[WHAT IS ASKED]
a - Copy the opinion piece on media coverage of the Ethiopia conflict word for word, in full.
b - In the records, rewrite the lines between the one holding "source-note: Source: Zillow." and the one holding "x-tick-label: Jan 2019", inclusive, with "Zillow" changed to "Redfin" and nothing else altered. Return only those lines.
— start of DOCUMENT EXTRACT —
I’ve long given up on the idea that the mainstream media are honest brokers and arbiters of truth. Gone are the days of muckrakers, decades of corporate consolidation and billionaires like Jeff Bezos and Rupert Murdoch snapping up one media outlet at a time transformed the news landscape from watchdogs checking power into cash cows for multinational corporation.
However, as much as I’ve come to the realization that the likes of CNN, MSNBC, Washington Post and even “publicly owned” outfits like BBC are there to serve the interests of the status quo instead of rooting out corruption, I have nonetheless been shocked at the way false narratives have been churned out by the international press when it comes to the ongoing conflict in Ethiopia over.
I guess it hits close to home because Ethiopia was once my home until the terrors of the Derg regime forced my family and me to flee to America in 1983. However, like most Ethiopians, though my mind and body are here in the United States, a piece of my heart has always remained in Ethiopia. So when the TPLF initiated a bloody rampage on the night of November 3rd and massacred scores of Ethiopian soldiers in the dark of night, my attention pivoted from the carnival act of US politics to the crisis unfolding in my birthland.
The first article I wrote about the developments in Ethiopia was measured; I did not want to form a judgement without getting more details neither did I want to be a party to hysteria. Had my aim been to get clicks, I would have jumped the gun and immediately assigned blame and then started filtering “news” through the prism of hidden motives. It was not until a spokesperson for the TPLF admitted live on Dimsti Woyane TV that the TPLF conducted a “preemptive attack” against their own nation’s military that I finally arrived at a conclusion. What TPLF termed a “preemptive attack”, rational people rightly call shedding blood of one’s country’s own defense forces what it is—seditious terrorism.
— end of DOCUMENT EXTRACT —
— start of RECORDS PROVIDED —
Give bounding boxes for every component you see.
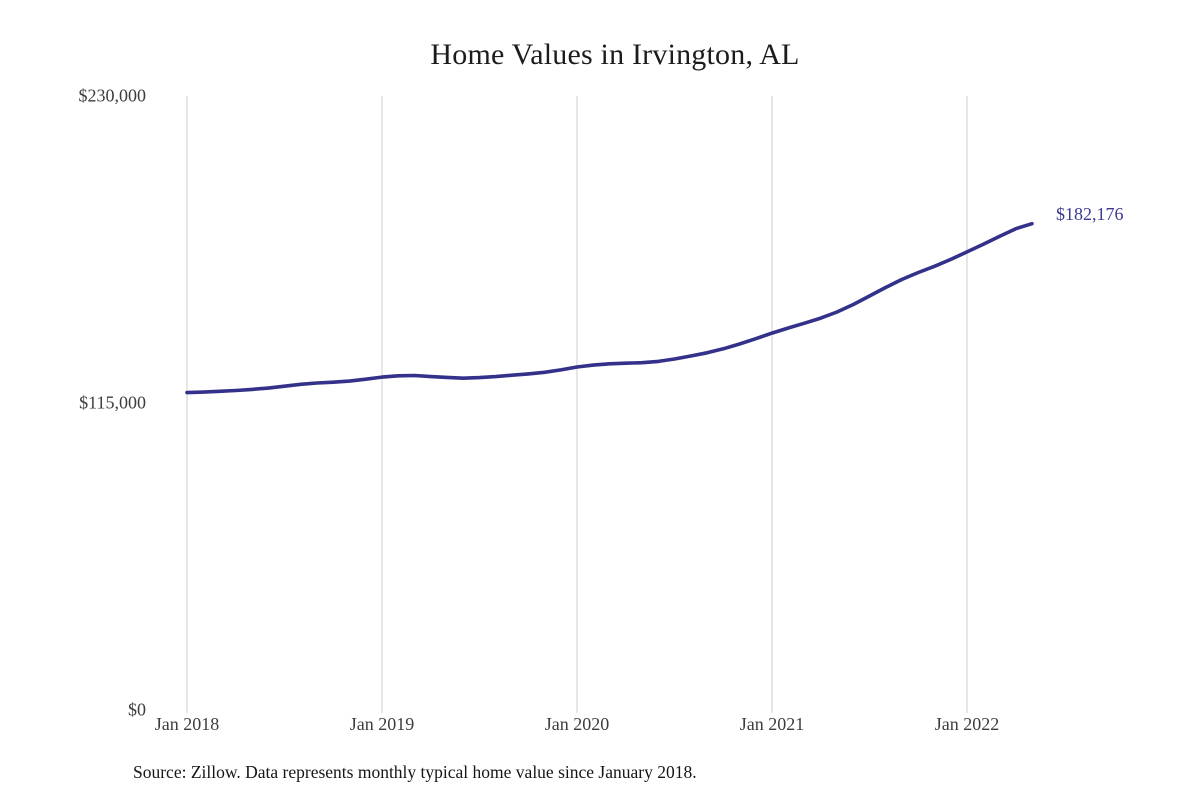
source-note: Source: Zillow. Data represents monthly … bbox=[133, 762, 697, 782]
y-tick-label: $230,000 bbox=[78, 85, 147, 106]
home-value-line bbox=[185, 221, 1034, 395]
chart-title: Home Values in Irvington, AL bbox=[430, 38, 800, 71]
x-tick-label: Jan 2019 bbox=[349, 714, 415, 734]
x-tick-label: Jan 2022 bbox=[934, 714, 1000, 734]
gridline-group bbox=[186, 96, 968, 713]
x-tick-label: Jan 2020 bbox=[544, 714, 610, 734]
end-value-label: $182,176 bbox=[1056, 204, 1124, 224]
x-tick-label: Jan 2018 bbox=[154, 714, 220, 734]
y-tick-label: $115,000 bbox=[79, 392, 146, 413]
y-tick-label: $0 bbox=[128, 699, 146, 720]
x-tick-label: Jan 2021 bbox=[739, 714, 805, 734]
— end of RECORDS PROVIDED —
[EXPECTED RESPONSES]
a -
I’ve long given up on the idea that the mainstream media are honest brokers and arbiters of truth. Gone are the days of muckrakers, decades of corporate consolidation and billionaires like Jeff Bezos and Rupert Murdoch snapping up one media outlet at a time transformed the news landscape from watchdogs checking power into cash cows for multinational corporation.
However, as much as I’ve come to the realization that the likes of CNN, MSNBC, Washington Post and even “publicly owned” outfits like BBC are there to serve the interests of the status quo instead of rooting out corruption, I have nonetheless been shocked at the way false narratives have been churned out by the international press when it comes to the ongoing conflict in Ethiopia over.
I guess it hits close to home because Ethiopia was once my home until the terrors of the Derg regime forced my family and me to flee to America in 1983. However, like most Ethiopians, though my mind and body are here in the United States, a piece of my heart has always remained in Ethiopia. So when the TPLF initiated a bloody rampage on the night of November 3rd and massacred scores of Ethiopian soldiers in the dark of night, my attention pivoted from the carnival act of US politics to the crisis unfolding in my birthland.
The first article I wrote about the developments in Ethiopia was measured; I did not want to form a judgement without getting more details neither did I want to be a party to hysteria. Had my aim been to get clicks, I would have jumped the gun and immediately assigned blame and then started filtering “news” through the prism of hidden motives. It was not until a spokesperson for the TPLF admitted live on Dimsti Woyane TV that the TPLF conducted a “preemptive attack” against their own nation’s military that I finally arrived at a conclusion. What TPLF termed a “preemptive attack”, rational people rightly call shedding blood of one’s country’s own defense forces what it is—seditious terrorism.

b -
source-note: Source: Redfin. Data represents monthly … bbox=[133, 762, 697, 782]
y-tick-label: $230,000 bbox=[78, 85, 147, 106]
home-value-line bbox=[185, 221, 1034, 395]
chart-title: Home Values in Irvington, AL bbox=[430, 38, 800, 71]
x-tick-label: Jan 2019 bbox=[349, 714, 415, 734]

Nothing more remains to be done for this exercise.